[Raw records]
· · · · ·
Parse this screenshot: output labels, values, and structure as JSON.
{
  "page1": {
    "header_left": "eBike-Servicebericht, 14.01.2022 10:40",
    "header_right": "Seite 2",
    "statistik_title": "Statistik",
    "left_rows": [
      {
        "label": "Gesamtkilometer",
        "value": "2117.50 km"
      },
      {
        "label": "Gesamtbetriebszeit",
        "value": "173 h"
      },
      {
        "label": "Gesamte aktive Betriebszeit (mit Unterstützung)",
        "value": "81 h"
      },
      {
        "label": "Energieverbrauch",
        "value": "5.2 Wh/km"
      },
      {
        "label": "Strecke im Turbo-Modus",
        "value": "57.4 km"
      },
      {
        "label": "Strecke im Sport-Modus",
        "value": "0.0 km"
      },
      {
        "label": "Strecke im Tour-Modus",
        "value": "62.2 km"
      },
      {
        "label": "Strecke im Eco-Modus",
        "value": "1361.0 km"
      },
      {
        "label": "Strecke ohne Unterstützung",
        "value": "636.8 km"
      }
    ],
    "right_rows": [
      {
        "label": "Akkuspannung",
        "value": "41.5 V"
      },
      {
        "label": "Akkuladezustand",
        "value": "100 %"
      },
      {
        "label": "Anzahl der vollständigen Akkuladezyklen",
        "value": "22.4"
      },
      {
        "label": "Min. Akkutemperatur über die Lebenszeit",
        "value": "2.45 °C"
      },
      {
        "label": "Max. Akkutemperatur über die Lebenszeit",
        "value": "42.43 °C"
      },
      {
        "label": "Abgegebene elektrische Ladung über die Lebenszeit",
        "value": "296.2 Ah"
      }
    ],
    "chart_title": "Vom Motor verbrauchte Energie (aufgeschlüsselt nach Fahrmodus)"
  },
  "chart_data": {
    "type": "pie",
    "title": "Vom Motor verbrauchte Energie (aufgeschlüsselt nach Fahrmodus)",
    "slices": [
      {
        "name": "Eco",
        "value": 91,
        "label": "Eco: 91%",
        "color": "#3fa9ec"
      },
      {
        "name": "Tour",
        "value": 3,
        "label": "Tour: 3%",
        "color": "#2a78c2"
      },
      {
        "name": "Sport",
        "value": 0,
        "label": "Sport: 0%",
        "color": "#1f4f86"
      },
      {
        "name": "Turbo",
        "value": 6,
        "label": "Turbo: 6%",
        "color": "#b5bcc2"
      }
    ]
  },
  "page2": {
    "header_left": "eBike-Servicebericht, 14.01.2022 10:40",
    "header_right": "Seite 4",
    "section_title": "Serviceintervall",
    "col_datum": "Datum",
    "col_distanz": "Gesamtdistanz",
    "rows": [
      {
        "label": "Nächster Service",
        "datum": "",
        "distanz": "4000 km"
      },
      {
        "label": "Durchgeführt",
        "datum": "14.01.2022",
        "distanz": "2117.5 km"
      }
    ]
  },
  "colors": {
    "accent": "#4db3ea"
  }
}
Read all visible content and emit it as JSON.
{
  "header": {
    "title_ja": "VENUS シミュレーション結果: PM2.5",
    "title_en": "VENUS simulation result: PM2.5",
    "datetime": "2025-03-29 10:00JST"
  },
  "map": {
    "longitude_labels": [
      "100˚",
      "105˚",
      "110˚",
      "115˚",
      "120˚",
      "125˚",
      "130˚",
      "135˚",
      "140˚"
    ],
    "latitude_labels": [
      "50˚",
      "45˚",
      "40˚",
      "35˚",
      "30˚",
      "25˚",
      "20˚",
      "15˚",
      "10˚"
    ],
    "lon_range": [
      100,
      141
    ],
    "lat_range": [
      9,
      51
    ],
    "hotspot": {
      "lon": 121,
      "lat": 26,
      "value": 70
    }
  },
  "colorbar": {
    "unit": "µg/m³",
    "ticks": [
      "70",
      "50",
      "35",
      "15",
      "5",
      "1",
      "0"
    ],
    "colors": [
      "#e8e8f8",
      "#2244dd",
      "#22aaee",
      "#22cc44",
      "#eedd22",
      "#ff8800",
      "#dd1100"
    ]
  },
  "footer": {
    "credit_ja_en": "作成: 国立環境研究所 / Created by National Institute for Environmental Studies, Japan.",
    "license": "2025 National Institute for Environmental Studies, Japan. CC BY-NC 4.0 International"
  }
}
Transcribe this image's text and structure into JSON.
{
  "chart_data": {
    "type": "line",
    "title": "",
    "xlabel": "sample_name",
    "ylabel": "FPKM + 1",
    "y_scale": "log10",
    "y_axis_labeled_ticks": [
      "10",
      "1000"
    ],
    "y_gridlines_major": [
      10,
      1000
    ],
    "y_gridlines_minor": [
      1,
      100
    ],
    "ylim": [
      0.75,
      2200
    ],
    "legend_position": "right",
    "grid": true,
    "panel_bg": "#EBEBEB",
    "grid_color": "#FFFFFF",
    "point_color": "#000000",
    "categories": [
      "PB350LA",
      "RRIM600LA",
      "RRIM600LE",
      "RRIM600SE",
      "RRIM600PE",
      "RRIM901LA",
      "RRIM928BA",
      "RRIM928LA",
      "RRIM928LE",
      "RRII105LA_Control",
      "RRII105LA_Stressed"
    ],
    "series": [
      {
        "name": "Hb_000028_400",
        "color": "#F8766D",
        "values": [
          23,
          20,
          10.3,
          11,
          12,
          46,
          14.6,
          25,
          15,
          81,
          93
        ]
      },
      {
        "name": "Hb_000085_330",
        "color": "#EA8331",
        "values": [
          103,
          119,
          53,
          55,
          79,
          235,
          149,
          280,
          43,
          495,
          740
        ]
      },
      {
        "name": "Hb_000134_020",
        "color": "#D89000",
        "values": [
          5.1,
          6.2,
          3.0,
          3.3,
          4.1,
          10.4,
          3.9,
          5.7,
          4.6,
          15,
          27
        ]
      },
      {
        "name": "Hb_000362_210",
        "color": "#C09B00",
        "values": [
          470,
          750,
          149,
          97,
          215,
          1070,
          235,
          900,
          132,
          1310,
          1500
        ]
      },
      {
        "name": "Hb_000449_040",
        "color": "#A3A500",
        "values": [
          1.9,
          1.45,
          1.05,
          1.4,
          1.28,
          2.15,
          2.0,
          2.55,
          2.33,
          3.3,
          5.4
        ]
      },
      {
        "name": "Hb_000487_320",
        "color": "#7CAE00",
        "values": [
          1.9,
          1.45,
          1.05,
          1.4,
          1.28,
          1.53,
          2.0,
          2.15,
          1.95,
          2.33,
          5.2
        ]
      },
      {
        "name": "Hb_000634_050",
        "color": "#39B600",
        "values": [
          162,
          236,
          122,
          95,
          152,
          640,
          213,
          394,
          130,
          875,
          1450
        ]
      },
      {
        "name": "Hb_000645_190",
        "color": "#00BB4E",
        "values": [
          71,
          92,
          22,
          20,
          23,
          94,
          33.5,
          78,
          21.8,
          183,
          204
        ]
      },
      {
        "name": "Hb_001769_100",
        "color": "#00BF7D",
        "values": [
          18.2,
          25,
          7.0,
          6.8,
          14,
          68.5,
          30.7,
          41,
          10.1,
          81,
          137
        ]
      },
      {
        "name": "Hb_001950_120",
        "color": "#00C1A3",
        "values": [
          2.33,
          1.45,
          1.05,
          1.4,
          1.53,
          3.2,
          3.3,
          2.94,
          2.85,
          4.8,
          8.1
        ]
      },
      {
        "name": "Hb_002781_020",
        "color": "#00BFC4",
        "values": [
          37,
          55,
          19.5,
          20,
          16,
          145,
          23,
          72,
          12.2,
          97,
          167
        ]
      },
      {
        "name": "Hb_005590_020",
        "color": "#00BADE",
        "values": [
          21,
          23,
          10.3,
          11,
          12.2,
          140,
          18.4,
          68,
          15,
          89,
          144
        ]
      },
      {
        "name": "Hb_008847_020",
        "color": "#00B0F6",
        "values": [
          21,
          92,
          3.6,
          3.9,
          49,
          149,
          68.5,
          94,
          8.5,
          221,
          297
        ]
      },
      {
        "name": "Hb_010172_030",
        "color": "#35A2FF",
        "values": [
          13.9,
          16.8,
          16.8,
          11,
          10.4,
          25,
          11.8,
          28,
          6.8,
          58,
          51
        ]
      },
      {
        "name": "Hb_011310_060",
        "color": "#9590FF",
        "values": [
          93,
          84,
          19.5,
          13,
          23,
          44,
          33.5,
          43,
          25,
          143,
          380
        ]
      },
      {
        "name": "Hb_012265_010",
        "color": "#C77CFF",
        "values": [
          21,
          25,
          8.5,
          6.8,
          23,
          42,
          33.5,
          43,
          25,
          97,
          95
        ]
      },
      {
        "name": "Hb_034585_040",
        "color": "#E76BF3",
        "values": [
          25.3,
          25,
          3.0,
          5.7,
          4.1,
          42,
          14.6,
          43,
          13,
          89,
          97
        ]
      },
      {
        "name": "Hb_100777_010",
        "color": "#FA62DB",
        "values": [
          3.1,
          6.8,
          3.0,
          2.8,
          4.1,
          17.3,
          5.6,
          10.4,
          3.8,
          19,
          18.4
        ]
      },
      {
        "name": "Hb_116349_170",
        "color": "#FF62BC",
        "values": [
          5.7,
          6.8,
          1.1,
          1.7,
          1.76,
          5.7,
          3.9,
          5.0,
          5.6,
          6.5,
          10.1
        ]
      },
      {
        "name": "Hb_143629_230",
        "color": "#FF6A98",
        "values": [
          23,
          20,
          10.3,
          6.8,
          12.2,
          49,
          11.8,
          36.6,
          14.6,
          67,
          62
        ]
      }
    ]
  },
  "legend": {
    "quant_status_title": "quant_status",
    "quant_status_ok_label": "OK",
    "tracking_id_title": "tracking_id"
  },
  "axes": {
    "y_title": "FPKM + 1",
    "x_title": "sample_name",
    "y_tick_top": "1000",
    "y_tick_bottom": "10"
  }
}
· · · · ·
WHAT IS BEING ASKED: Filter out every line that lacks the word "Japan", and copy the rest.

WRITTEN SOLUTION:
    "credit_ja_en": "作成: 国立環境研究所 / Created by National Institute for Environmental Studies, Japan.",
    "license": "2025 National Institute for Environmental Studies, Japan. CC BY-NC 4.0 International"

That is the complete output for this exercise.